- **BRIEF**
In the listing below, locate the line containing "Output the text content of this document."; reproduce that line and all lines that follow it, unchanged.

BEGIN DATASET ENTRIES

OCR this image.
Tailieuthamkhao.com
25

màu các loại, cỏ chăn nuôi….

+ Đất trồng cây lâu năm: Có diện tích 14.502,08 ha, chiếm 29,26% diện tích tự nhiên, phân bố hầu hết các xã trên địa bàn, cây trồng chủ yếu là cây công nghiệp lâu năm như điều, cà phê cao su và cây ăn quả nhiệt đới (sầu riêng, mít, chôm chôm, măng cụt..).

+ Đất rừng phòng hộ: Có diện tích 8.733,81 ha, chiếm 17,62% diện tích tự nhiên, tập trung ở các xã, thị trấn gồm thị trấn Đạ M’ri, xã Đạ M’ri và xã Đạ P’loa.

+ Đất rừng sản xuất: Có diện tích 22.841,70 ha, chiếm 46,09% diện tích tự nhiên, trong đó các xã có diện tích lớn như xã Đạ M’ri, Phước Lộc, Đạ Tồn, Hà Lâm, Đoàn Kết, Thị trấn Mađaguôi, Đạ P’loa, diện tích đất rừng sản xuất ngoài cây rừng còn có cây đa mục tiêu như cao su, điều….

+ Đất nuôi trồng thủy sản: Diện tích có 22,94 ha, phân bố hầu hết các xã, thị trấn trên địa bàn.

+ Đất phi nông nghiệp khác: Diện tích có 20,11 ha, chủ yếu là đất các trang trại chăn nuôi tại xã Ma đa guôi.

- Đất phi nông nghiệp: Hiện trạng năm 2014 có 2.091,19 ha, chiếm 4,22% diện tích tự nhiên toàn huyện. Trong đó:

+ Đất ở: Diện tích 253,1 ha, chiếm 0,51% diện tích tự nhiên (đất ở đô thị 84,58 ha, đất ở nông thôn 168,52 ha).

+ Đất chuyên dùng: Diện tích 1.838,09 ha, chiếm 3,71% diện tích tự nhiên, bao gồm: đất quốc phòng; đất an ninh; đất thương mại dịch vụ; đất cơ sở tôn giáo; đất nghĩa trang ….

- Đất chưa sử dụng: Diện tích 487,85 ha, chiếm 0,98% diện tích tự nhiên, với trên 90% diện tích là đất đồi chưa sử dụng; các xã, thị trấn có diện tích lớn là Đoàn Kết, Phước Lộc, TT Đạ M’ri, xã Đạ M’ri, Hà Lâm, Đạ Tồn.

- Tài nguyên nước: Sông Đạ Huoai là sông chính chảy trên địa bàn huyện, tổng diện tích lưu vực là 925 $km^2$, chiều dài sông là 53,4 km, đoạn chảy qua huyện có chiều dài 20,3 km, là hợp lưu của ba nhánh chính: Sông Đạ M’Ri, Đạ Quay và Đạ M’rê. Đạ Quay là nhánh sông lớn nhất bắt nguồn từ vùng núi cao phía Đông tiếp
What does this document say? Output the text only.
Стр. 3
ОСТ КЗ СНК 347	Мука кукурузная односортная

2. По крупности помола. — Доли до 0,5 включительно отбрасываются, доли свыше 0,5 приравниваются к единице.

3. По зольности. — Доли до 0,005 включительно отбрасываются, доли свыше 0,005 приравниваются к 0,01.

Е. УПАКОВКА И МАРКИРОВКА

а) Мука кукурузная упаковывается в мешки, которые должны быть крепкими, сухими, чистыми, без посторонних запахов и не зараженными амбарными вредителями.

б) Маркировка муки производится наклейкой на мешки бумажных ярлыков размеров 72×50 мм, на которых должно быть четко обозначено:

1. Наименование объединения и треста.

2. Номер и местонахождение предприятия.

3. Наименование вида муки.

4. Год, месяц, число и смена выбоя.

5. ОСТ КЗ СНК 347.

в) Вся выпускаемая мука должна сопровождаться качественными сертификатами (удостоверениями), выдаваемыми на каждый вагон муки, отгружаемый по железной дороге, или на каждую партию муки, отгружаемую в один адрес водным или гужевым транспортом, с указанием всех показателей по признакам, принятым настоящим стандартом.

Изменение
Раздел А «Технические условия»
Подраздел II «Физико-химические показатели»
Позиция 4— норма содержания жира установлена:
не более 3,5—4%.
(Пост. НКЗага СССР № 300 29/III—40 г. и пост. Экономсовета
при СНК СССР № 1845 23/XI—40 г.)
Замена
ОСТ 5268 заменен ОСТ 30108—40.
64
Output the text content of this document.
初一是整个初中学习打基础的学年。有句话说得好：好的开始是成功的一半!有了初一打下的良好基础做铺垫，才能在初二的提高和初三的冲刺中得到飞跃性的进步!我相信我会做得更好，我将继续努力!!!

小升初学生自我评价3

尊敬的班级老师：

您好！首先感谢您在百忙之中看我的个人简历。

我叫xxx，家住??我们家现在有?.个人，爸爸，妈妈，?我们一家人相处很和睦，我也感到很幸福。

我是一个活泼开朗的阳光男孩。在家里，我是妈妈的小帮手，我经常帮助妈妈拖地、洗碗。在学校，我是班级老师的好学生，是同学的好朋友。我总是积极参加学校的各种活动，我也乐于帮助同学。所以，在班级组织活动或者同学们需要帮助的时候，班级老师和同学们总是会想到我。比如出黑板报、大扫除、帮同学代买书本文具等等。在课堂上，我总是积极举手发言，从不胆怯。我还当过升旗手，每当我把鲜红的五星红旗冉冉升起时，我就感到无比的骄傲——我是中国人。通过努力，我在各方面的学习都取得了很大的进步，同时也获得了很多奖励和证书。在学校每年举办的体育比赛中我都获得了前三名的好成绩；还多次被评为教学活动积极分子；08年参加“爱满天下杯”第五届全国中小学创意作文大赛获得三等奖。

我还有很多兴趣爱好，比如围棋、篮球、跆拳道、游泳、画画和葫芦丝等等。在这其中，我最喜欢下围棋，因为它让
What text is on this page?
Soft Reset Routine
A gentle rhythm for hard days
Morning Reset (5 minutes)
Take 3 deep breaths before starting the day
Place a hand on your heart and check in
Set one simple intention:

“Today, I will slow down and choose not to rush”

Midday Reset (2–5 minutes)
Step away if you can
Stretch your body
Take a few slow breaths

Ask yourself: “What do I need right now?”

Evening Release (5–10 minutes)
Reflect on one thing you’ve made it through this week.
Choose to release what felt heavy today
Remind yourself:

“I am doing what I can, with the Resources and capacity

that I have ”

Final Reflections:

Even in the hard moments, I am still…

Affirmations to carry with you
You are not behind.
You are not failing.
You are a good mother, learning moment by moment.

END DATASET ENTRIES

- **SOLUTION TO THE EXERCISE**
Output the text content of this document.
初一是整个初中学习打基础的学年。有句话说得好：好的开始是成功的一半!有了初一打下的良好基础做铺垫，才能在初二的提高和初三的冲刺中得到飞跃性的进步!我相信我会做得更好，我将继续努力!!!

小升初学生自我评价3

尊敬的班级老师：

您好！首先感谢您在百忙之中看我的个人简历。

我叫xxx，家住??我们家现在有?.个人，爸爸，妈妈，?我们一家人相处很和睦，我也感到很幸福。

我是一个活泼开朗的阳光男孩。在家里，我是妈妈的小帮手，我经常帮助妈妈拖地、洗碗。在学校，我是班级老师的好学生，是同学的好朋友。我总是积极参加学校的各种活动，我也乐于帮助同学。所以，在班级组织活动或者同学们需要帮助的时候，班级老师和同学们总是会想到我。比如出黑板报、大扫除、帮同学代买书本文具等等。在课堂上，我总是积极举手发言，从不胆怯。我还当过升旗手，每当我把鲜红的五星红旗冉冉升起时，我就感到无比的骄傲——我是中国人。通过努力，我在各方面的学习都取得了很大的进步，同时也获得了很多奖励和证书。在学校每年举办的体育比赛中我都获得了前三名的好成绩；还多次被评为教学活动积极分子；08年参加“爱满天下杯”第五届全国中小学创意作文大赛获得三等奖。

我还有很多兴趣爱好，比如围棋、篮球、跆拳道、游泳、画画和葫芦丝等等。在这其中，我最喜欢下围棋，因为它让
What text is on this page?
Soft Reset Routine
A gentle rhythm for hard days
Morning Reset (5 minutes)
Take 3 deep breaths before starting the day
Place a hand on your heart and check in
Set one simple intention:

“Today, I will slow down and choose not to rush”

Midday Reset (2–5 minutes)
Step away if you can
Stretch your body
Take a few slow breaths

Ask yourself: “What do I need right now?”

Evening Release (5–10 minutes)
Reflect on one thing you’ve made it through this week.
Choose to release what felt heavy today
Remind yourself:

“I am doing what I can, with the Resources and capacity

that I have ”

Final Reflections:

Even in the hard moments, I am still…

Affirmations to carry with you
You are not behind.
You are not failing.
You are a good mother, learning moment by moment.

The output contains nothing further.